Challenge: Pick out and copy every line below that has the word "contract".

Records provided:
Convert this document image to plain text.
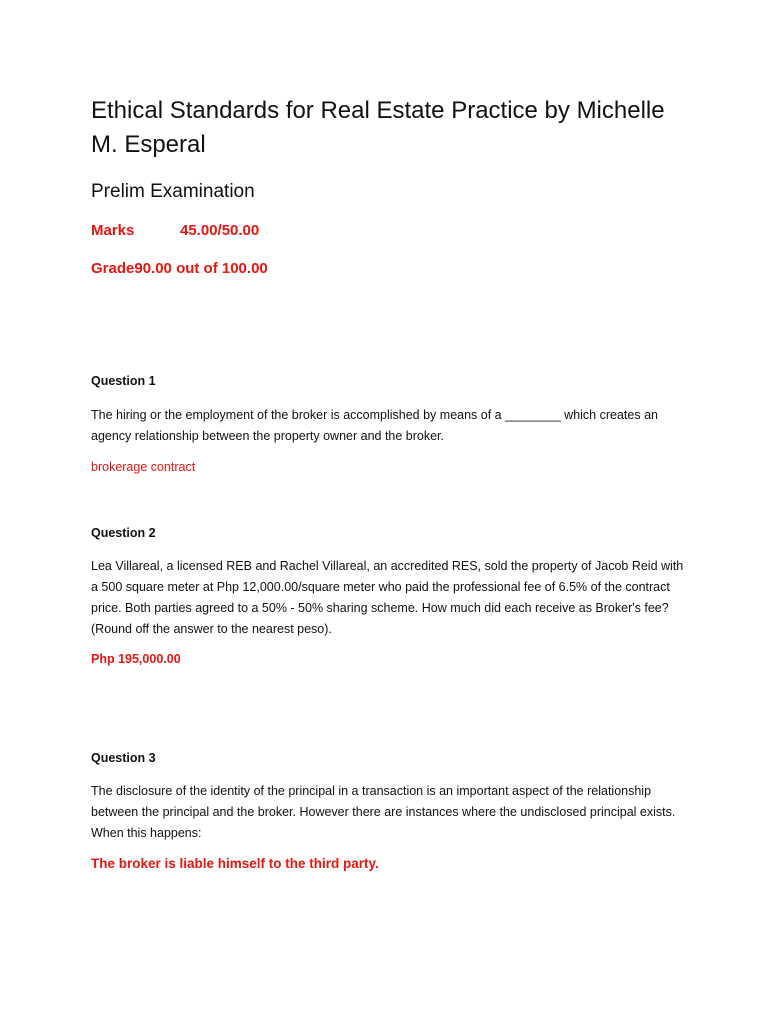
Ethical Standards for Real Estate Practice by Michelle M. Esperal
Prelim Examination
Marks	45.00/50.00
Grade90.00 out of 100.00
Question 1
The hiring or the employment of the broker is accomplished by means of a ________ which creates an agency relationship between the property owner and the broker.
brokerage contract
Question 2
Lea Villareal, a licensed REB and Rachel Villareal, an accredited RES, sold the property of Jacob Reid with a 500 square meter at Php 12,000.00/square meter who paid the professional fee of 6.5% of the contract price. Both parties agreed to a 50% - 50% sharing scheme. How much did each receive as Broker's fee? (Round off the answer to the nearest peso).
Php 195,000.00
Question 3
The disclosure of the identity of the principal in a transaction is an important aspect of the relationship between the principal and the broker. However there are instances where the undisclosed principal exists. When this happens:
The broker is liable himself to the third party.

---

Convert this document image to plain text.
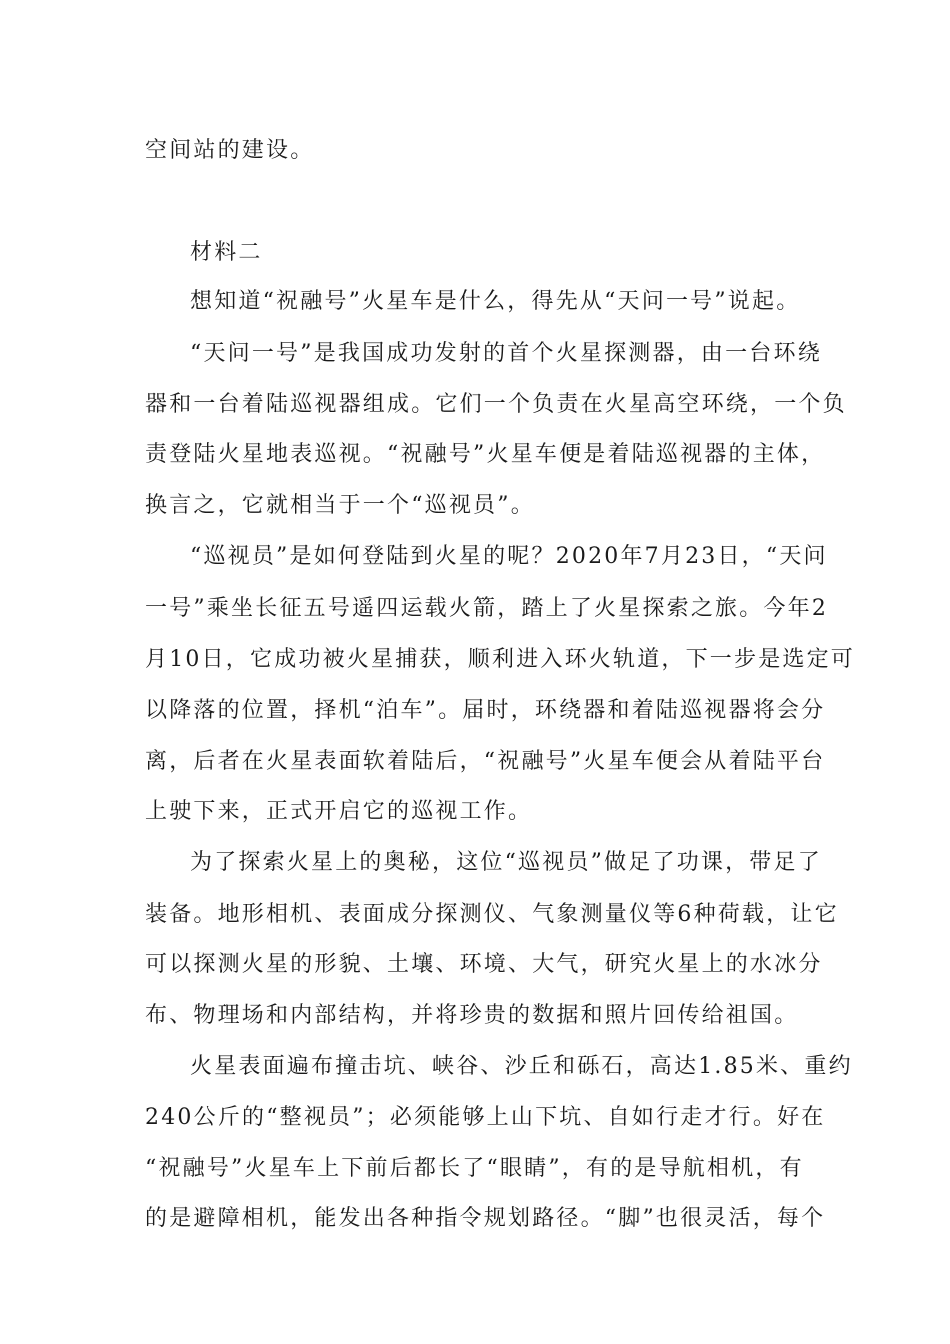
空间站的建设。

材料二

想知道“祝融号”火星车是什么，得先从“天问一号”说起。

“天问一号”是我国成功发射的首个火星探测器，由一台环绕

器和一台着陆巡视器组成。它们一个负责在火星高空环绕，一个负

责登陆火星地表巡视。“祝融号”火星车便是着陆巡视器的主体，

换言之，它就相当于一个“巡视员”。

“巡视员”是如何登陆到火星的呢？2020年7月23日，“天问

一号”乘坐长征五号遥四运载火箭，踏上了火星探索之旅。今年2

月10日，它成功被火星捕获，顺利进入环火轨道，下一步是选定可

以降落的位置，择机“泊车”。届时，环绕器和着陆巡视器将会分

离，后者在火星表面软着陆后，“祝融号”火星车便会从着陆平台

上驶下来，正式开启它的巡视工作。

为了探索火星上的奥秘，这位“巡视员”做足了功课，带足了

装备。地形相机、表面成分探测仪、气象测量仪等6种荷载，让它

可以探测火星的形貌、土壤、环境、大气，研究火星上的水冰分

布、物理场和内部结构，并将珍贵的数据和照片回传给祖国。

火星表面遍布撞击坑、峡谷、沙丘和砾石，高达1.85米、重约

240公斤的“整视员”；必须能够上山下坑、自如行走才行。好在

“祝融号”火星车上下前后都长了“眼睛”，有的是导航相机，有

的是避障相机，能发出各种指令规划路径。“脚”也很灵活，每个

Worked answer:
brokerage contract
Lea Villareal, a licensed REB and Rachel Villareal, an accredited RES, sold the property of Jacob Reid with a 500 square meter at Php 12,000.00/square meter who paid the professional fee of 6.5% of the contract price. Both parties agreed to a 50% - 50% sharing scheme. How much did each receive as Broker's fee? (Round off the answer to the nearest peso).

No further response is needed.